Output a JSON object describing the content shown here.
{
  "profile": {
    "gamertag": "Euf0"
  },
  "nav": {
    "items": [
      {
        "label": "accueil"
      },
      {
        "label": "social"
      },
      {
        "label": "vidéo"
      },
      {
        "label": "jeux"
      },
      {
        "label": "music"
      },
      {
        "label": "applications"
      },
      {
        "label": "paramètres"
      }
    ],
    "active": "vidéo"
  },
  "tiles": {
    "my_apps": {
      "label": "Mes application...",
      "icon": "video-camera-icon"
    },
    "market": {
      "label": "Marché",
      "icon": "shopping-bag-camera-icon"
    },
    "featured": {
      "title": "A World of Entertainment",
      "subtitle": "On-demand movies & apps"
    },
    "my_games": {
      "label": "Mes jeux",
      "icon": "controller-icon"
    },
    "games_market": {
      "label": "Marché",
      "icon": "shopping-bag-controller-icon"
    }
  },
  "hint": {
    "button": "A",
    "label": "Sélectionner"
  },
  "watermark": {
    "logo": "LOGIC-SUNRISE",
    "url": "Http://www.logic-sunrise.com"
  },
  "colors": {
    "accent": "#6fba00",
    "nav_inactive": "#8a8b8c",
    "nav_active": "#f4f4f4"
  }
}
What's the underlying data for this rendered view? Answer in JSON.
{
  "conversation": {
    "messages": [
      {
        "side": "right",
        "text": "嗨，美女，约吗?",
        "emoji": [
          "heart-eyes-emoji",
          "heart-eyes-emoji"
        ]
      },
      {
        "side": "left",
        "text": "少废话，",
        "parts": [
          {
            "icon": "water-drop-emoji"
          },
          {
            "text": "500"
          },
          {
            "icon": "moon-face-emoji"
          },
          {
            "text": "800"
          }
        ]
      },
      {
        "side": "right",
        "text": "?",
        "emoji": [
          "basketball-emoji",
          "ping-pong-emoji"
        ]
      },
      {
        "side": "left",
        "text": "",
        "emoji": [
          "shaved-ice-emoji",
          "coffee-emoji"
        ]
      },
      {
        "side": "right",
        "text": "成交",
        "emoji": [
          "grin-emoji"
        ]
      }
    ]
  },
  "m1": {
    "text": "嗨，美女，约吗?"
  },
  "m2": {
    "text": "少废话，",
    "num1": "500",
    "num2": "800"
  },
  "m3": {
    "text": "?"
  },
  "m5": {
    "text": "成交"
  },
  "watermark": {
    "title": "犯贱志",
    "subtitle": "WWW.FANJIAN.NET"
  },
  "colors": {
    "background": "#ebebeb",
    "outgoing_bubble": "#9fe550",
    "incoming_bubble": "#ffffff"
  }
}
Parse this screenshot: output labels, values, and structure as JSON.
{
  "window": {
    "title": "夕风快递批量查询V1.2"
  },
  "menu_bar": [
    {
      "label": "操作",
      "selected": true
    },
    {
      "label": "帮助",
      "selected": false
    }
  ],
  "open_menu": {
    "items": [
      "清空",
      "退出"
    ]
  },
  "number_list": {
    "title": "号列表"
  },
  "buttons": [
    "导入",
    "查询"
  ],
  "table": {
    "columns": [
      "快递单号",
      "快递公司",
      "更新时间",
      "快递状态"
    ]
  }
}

··········

### Directions
From the data above, extract every line in its exact form.

### Reply to the exercise
Output a JSON object describing the content shown here.
{
  "profile": {
    "gamertag": "Euf0"
  },
  "nav": {
    "items": [
      {
        "label": "accueil"
      },
      {
        "label": "social"
      },
      {
        "label": "vidéo"
      },
      {
        "label": "jeux"
      },
      {
        "label": "music"
      },
      {
        "label": "applications"
      },
      {
        "label": "paramètres"
      }
    ],
    "active": "vidéo"
  },
  "tiles": {
    "my_apps": {
      "label": "Mes application...",
      "icon": "video-camera-icon"
    },
    "market": {
      "label": "Marché",
      "icon": "shopping-bag-camera-icon"
    },
    "featured": {
      "title": "A World of Entertainment",
      "subtitle": "On-demand movies & apps"
    },
    "my_games": {
      "label": "Mes jeux",
      "icon": "controller-icon"
    },
    "games_market": {
      "label": "Marché",
      "icon": "shopping-bag-controller-icon"
    }
  },
  "hint": {
    "button": "A",
    "label": "Sélectionner"
  },
  "watermark": {
    "logo": "LOGIC-SUNRISE",
    "url": "Http://www.logic-sunrise.com"
  },
  "colors": {
    "accent": "#6fba00",
    "nav_inactive": "#8a8b8c",
    "nav_active": "#f4f4f4"
  }
}
What's the underlying data for this rendered view? Answer in JSON.
{
  "conversation": {
    "messages": [
      {
        "side": "right",
        "text": "嗨，美女，约吗?",
        "emoji": [
          "heart-eyes-emoji",
          "heart-eyes-emoji"
        ]
      },
      {
        "side": "left",
        "text": "少废话，",
        "parts": [
          {
            "icon": "water-drop-emoji"
          },
          {
            "text": "500"
          },
          {
            "icon": "moon-face-emoji"
          },
          {
            "text": "800"
          }
        ]
      },
      {
        "side": "right",
        "text": "?",
        "emoji": [
          "basketball-emoji",
          "ping-pong-emoji"
        ]
      },
      {
        "side": "left",
        "text": "",
        "emoji": [
          "shaved-ice-emoji",
          "coffee-emoji"
        ]
      },
      {
        "side": "right",
        "text": "成交",
        "emoji": [
          "grin-emoji"
        ]
      }
    ]
  },
  "m1": {
    "text": "嗨，美女，约吗?"
  },
  "m2": {
    "text": "少废话，",
    "num1": "500",
    "num2": "800"
  },
  "m3": {
    "text": "?"
  },
  "m5": {
    "text": "成交"
  },
  "watermark": {
    "title": "犯贱志",
    "subtitle": "WWW.FANJIAN.NET"
  },
  "colors": {
    "background": "#ebebeb",
    "outgoing_bubble": "#9fe550",
    "incoming_bubble": "#ffffff"
  }
}
Parse this screenshot: output labels, values, and structure as JSON.
{
  "window": {
    "title": "夕风快递批量查询V1.2"
  },
  "menu_bar": [
    {
      "label": "操作",
      "selected": true
    },
    {
      "label": "帮助",
      "selected": false
    }
  ],
  "open_menu": {
    "items": [
      "清空",
      "退出"
    ]
  },
  "number_list": {
    "title": "号列表"
  },
  "buttons": [
    "导入",
    "查询"
  ],
  "table": {
    "columns": [
      "快递单号",
      "快递公司",
      "更新时间",
      "快递状态"
    ]
  }
}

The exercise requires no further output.